Identify all lines in the listing that include the word "Optical", and copy them out.
-- BEGIN --
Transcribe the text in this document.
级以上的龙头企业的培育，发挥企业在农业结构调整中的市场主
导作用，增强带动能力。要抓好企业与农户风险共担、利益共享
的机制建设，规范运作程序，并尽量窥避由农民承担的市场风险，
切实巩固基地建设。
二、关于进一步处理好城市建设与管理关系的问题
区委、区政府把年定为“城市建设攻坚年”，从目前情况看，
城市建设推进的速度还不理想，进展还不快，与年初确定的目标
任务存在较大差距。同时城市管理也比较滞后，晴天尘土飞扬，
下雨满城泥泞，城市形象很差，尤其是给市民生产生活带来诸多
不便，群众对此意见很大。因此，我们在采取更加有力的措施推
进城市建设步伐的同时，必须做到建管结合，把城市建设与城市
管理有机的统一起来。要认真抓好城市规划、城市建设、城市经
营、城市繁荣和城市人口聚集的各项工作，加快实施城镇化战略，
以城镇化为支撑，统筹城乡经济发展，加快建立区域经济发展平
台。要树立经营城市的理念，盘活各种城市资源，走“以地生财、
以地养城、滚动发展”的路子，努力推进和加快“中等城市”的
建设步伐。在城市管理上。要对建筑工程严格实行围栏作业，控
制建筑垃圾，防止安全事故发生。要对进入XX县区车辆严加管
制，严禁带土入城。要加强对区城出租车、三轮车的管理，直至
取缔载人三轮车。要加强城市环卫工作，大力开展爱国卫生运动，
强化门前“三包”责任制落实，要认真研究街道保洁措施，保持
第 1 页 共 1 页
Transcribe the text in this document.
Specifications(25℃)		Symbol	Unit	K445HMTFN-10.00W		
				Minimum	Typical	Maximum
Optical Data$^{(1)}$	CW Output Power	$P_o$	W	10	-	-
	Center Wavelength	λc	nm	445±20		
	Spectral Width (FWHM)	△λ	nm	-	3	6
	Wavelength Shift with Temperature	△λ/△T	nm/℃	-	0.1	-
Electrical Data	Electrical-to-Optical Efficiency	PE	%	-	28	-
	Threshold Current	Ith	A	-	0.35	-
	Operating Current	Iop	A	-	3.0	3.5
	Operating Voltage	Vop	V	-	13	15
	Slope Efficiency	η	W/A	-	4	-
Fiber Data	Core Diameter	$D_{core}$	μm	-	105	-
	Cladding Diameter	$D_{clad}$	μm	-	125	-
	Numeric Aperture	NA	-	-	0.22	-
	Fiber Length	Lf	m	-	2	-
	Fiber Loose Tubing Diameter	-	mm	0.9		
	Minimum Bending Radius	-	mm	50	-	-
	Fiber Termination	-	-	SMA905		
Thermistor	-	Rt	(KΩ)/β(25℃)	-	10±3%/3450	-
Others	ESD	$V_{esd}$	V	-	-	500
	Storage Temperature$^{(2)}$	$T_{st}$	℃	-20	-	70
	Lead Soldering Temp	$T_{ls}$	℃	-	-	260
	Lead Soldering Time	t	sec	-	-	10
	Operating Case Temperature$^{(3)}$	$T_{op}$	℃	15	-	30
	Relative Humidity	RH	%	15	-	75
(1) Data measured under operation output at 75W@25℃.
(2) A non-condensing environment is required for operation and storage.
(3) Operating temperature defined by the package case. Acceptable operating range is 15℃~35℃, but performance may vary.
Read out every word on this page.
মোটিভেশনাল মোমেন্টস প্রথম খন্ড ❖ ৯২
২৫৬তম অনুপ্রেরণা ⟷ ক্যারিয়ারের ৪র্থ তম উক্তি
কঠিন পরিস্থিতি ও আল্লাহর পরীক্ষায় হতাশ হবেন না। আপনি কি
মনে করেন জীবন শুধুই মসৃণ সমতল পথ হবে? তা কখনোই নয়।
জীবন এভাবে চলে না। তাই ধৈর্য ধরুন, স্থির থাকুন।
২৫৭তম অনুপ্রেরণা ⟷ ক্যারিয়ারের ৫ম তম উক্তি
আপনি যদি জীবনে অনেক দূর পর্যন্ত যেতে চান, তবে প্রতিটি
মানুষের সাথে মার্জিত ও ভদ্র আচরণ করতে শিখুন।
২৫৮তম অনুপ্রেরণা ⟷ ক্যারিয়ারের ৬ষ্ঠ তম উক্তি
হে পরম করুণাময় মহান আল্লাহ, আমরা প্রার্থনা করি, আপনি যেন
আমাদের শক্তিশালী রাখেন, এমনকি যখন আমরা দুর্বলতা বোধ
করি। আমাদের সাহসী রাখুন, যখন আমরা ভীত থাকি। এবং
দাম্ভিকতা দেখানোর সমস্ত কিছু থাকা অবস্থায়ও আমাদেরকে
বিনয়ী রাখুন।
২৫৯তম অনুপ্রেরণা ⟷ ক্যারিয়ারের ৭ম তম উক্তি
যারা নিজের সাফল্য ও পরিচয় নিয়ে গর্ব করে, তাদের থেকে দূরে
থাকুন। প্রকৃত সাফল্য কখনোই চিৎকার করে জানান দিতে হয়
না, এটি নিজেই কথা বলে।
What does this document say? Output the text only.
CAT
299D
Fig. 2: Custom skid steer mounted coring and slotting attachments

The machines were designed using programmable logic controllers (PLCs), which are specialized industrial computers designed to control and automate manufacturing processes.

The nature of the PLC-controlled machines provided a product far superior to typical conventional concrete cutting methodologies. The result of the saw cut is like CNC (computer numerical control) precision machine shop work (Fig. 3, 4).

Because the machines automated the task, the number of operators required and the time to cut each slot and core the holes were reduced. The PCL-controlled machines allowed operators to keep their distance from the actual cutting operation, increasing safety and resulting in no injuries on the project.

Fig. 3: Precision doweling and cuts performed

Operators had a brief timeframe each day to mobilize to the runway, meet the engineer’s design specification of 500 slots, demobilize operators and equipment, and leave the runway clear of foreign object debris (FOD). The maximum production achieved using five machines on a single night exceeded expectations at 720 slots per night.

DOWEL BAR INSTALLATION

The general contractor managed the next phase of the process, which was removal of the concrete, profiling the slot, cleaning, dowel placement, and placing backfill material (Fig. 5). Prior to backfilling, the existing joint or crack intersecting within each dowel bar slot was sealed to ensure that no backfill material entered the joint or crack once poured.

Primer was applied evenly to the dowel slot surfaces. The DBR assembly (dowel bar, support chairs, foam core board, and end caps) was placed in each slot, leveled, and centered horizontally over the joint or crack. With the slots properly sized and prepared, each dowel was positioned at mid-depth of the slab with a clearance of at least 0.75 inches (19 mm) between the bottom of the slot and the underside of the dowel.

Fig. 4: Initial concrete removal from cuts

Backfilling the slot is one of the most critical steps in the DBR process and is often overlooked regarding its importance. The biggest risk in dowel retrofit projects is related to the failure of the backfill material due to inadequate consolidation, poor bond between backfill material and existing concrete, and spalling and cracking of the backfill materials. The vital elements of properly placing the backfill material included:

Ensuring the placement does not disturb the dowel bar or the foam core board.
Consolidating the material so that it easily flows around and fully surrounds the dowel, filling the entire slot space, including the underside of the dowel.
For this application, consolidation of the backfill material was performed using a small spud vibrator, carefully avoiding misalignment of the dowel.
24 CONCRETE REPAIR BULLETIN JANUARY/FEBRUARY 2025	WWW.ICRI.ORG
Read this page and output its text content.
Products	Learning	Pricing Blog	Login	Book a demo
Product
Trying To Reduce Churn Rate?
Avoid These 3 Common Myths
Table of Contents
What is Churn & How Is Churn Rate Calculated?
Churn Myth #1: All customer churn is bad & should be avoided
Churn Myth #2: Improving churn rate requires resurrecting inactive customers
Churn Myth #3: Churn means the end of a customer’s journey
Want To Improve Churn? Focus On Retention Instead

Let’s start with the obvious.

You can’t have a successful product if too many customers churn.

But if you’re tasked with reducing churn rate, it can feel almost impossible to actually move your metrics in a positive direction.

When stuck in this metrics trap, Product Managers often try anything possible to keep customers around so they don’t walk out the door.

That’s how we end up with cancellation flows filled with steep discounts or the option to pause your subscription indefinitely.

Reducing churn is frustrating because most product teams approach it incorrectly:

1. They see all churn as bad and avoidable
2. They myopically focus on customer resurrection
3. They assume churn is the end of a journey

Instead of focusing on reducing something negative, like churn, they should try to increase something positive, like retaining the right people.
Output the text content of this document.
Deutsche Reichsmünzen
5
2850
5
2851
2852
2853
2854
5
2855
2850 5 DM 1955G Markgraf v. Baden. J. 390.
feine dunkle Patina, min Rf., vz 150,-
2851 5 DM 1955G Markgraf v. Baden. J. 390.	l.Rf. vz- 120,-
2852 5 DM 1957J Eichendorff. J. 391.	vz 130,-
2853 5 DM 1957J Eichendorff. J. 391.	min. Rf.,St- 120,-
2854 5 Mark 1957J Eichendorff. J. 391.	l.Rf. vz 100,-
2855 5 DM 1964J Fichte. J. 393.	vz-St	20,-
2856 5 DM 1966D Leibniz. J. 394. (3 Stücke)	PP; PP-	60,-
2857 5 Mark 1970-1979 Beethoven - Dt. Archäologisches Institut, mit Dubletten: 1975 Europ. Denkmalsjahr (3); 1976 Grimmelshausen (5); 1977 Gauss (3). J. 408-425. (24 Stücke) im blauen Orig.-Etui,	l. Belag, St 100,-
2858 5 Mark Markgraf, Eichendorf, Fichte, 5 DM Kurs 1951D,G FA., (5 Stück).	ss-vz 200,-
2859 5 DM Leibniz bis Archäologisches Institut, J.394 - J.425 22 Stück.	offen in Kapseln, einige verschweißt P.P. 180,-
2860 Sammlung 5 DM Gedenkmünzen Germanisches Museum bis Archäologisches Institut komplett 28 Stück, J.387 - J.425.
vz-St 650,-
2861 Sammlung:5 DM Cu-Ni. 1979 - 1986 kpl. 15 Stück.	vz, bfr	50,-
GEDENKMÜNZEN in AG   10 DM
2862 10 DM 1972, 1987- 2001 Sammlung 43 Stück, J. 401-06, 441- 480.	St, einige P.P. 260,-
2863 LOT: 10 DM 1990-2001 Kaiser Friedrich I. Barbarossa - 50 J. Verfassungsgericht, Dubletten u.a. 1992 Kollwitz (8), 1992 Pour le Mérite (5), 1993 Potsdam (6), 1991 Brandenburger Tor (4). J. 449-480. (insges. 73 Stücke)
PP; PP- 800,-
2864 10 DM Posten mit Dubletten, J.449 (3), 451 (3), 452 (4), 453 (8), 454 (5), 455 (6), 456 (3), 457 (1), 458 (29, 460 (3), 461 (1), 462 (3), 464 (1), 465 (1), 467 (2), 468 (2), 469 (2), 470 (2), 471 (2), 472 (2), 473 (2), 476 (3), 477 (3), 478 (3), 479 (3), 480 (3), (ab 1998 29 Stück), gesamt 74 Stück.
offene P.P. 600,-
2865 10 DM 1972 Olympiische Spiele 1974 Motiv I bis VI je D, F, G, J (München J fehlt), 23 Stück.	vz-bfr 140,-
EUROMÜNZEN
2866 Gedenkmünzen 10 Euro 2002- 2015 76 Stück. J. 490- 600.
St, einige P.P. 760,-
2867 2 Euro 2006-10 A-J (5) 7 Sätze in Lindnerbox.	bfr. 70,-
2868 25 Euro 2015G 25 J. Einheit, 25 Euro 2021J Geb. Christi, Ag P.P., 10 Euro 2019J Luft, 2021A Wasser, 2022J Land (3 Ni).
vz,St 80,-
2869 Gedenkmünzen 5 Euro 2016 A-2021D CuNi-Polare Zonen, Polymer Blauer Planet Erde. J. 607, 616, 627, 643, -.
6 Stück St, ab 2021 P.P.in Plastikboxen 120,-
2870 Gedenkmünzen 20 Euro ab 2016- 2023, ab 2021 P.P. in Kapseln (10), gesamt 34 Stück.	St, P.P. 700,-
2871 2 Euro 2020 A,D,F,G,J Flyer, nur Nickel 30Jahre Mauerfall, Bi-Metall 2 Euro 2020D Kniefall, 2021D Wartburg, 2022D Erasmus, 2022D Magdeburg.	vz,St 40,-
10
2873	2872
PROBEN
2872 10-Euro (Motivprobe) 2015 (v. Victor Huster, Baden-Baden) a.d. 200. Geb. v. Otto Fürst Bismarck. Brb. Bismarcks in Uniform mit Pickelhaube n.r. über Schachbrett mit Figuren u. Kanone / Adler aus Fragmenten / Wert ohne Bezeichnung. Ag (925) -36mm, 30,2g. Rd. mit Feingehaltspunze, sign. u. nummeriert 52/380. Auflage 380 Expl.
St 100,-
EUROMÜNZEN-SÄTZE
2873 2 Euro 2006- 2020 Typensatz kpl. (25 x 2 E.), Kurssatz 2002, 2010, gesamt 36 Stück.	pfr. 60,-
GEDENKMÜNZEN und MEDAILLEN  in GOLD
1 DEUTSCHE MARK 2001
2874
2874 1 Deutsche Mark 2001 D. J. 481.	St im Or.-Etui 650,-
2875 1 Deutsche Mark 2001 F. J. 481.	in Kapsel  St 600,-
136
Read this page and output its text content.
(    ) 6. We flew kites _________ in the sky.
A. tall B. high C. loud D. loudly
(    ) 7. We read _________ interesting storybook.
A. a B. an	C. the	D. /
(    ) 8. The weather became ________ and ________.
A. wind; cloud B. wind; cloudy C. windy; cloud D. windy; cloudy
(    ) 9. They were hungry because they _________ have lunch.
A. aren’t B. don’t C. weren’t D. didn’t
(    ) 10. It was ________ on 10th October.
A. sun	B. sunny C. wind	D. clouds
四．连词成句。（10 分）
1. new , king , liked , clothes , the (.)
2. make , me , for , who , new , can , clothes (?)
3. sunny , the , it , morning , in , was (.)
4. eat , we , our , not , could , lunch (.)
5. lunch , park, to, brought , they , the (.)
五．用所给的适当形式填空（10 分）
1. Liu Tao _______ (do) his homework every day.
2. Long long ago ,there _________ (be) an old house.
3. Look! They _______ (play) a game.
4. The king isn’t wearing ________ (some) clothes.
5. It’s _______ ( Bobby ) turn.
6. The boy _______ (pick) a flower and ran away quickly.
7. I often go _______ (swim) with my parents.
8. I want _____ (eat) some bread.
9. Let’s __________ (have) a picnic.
-- END --
EXERCISE RESPONSE:
Optical Data$^{(1)}$	CW Output Power	$P_o$	W	10	-	-
Electrical Data	Electrical-to-Optical Efficiency	PE	%	-	28	-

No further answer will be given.